> **Problem details**: Express the listing lines between the line containing "List each element" and the line containing "point-generated-rtci: [422, 43, 434, 56]", inclusive, as a JSON list of strings with one string per line and no blank lines.

-- Supplied material start --

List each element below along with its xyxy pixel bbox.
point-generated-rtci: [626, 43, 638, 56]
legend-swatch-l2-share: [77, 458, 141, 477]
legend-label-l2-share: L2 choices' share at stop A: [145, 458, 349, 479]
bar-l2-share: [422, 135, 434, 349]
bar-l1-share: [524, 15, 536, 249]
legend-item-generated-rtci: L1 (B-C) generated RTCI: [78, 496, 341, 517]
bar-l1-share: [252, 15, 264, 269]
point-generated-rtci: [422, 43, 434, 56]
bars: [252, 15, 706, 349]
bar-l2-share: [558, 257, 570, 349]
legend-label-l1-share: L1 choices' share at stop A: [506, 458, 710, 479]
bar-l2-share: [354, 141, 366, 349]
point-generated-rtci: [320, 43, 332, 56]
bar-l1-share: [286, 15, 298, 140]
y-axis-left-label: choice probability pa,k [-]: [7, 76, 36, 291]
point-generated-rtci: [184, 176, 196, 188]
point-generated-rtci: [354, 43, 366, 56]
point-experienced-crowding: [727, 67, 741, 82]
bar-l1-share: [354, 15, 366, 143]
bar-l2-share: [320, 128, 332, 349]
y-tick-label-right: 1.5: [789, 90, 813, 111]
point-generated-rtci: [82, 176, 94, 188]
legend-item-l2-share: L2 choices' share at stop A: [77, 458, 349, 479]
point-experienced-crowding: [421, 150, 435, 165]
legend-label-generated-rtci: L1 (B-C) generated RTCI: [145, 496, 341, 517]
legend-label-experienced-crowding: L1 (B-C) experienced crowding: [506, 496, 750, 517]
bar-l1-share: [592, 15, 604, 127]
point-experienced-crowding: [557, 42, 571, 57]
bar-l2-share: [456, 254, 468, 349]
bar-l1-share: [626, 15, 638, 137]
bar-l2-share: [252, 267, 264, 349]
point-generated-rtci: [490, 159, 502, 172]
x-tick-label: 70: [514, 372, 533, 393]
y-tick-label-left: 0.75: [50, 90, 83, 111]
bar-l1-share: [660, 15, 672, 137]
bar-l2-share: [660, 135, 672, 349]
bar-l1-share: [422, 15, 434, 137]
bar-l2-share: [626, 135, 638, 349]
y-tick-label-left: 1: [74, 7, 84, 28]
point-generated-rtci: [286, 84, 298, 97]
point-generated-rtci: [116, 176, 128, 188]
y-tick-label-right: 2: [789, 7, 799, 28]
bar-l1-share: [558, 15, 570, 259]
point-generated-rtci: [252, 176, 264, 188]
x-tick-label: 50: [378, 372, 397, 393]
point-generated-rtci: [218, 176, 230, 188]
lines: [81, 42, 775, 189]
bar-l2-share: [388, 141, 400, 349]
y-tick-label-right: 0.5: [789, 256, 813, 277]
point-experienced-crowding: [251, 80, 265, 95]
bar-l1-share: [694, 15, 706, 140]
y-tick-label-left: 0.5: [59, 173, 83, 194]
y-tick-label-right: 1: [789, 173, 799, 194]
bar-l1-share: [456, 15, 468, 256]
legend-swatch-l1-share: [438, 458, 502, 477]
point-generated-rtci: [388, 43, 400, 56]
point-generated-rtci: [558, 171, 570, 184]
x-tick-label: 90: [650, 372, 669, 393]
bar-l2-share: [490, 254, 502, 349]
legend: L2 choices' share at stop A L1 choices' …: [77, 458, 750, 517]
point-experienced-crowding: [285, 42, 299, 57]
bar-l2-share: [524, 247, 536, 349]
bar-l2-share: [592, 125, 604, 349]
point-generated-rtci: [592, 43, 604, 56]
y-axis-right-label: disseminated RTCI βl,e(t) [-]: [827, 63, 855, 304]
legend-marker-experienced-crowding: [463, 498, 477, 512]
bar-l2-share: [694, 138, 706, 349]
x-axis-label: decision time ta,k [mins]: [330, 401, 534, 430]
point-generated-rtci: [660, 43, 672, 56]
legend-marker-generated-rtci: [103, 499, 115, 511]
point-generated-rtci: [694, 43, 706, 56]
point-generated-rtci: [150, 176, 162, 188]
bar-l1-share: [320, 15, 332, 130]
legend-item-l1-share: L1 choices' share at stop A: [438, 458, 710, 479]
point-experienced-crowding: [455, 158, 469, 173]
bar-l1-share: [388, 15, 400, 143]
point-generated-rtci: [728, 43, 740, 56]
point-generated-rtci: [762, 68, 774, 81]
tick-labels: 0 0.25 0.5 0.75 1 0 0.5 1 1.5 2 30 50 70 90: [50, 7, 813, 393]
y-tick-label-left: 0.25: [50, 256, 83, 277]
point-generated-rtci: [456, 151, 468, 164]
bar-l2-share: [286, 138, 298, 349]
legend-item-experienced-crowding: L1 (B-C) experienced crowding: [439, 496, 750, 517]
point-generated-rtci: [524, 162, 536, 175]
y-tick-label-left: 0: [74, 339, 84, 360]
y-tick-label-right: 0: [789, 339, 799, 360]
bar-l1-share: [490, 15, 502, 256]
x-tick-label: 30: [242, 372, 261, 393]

-- Supplied material end --
-- Supplied material start --

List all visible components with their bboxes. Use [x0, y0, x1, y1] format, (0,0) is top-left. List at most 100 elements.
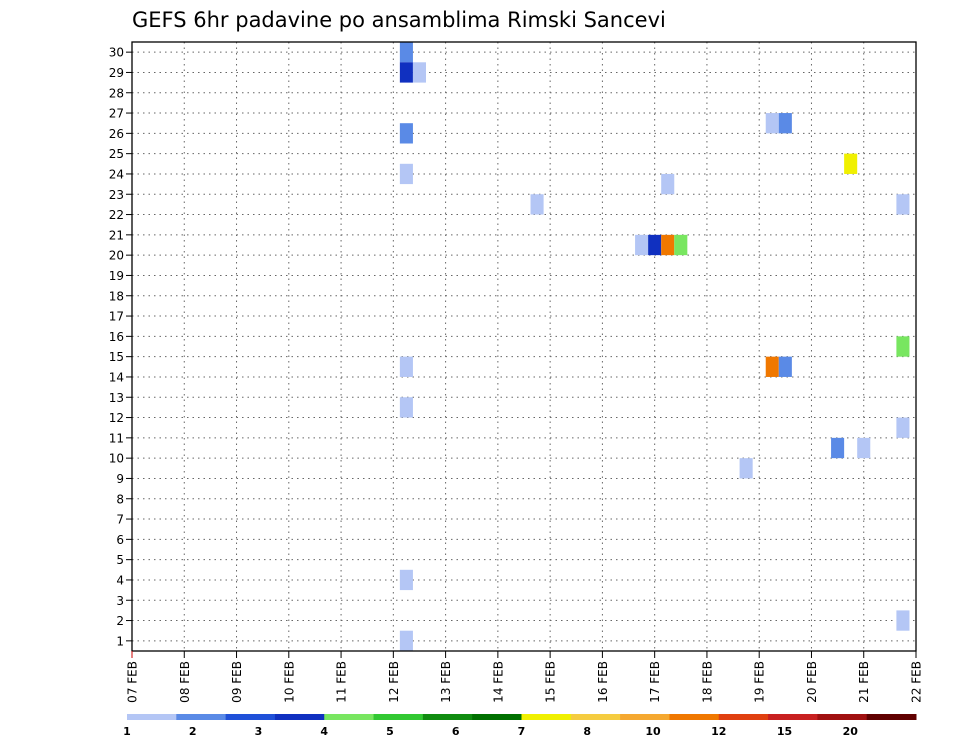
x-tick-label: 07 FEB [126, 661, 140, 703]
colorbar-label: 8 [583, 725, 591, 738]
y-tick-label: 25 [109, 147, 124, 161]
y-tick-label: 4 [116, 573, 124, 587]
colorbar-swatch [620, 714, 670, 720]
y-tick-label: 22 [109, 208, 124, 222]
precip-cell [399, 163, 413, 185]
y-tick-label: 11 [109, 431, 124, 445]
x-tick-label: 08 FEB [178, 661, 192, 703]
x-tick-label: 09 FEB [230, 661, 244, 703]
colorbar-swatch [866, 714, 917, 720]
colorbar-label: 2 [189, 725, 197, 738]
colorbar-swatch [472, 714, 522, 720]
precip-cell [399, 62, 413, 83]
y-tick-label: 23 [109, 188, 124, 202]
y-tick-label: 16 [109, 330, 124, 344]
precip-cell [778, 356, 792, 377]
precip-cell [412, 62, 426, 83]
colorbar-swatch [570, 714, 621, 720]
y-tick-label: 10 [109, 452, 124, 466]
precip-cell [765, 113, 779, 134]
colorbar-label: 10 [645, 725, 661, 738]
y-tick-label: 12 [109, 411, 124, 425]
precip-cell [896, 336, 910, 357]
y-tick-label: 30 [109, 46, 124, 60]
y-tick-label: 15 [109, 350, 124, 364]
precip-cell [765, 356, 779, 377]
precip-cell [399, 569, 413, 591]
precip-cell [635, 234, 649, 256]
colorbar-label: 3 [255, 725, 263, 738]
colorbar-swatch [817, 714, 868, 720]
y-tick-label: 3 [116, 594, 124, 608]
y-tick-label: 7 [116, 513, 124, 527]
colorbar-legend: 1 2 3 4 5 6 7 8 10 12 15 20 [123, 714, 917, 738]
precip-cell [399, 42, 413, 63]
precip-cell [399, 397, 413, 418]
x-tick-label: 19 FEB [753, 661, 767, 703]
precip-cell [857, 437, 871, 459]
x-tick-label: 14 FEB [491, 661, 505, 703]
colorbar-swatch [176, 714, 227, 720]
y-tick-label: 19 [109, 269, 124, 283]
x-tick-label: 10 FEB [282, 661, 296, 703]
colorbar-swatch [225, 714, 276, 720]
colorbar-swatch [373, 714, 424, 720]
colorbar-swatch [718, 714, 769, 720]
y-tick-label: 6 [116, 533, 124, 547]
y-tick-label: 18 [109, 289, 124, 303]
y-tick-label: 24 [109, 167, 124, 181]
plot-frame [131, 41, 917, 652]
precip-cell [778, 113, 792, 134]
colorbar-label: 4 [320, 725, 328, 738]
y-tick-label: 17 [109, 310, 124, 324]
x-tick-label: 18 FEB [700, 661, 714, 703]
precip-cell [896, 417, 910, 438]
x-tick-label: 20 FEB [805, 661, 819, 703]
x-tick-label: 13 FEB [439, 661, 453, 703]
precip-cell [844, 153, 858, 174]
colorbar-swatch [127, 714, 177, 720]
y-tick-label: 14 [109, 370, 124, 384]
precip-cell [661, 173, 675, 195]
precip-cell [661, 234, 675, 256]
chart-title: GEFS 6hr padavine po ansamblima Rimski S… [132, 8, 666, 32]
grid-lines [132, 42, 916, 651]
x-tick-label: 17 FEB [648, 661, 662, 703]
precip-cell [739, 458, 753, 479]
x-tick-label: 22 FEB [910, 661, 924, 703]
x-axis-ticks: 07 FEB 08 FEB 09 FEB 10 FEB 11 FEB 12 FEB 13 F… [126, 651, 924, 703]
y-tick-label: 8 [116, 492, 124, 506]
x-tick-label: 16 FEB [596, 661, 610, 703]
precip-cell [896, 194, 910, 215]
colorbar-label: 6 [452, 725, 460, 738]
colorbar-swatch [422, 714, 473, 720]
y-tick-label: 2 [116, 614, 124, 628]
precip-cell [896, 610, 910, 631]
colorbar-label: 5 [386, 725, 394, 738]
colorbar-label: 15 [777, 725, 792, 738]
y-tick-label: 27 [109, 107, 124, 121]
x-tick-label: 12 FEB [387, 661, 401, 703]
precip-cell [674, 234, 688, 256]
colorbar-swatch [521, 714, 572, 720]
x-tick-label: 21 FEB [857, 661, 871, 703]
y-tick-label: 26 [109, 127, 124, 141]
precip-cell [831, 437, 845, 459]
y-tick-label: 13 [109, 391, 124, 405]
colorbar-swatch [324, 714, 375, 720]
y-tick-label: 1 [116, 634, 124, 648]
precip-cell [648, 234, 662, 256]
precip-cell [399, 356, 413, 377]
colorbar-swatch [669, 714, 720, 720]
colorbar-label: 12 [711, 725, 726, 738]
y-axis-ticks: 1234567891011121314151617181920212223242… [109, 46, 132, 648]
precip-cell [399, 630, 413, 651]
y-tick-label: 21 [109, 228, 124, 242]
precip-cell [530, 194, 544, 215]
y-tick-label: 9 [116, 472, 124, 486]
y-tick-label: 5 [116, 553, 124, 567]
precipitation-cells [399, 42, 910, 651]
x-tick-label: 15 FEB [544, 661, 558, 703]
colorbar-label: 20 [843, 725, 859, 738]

-- Supplied material end --

> **Final answer**:
[
  "List each element below along with its xyxy pixel bbox.",
  "point-generated-rtci: [626, 43, 638, 56]",
  "legend-swatch-l2-share: [77, 458, 141, 477]",
  "legend-label-l2-share: L2 choices' share at stop A: [145, 458, 349, 479]",
  "bar-l2-share: [422, 135, 434, 349]",
  "bar-l1-share: [524, 15, 536, 249]",
  "legend-item-generated-rtci: L1 (B-C) generated RTCI: [78, 496, 341, 517]",
  "bar-l1-share: [252, 15, 264, 269]",
  "point-generated-rtci: [422, 43, 434, 56]"
]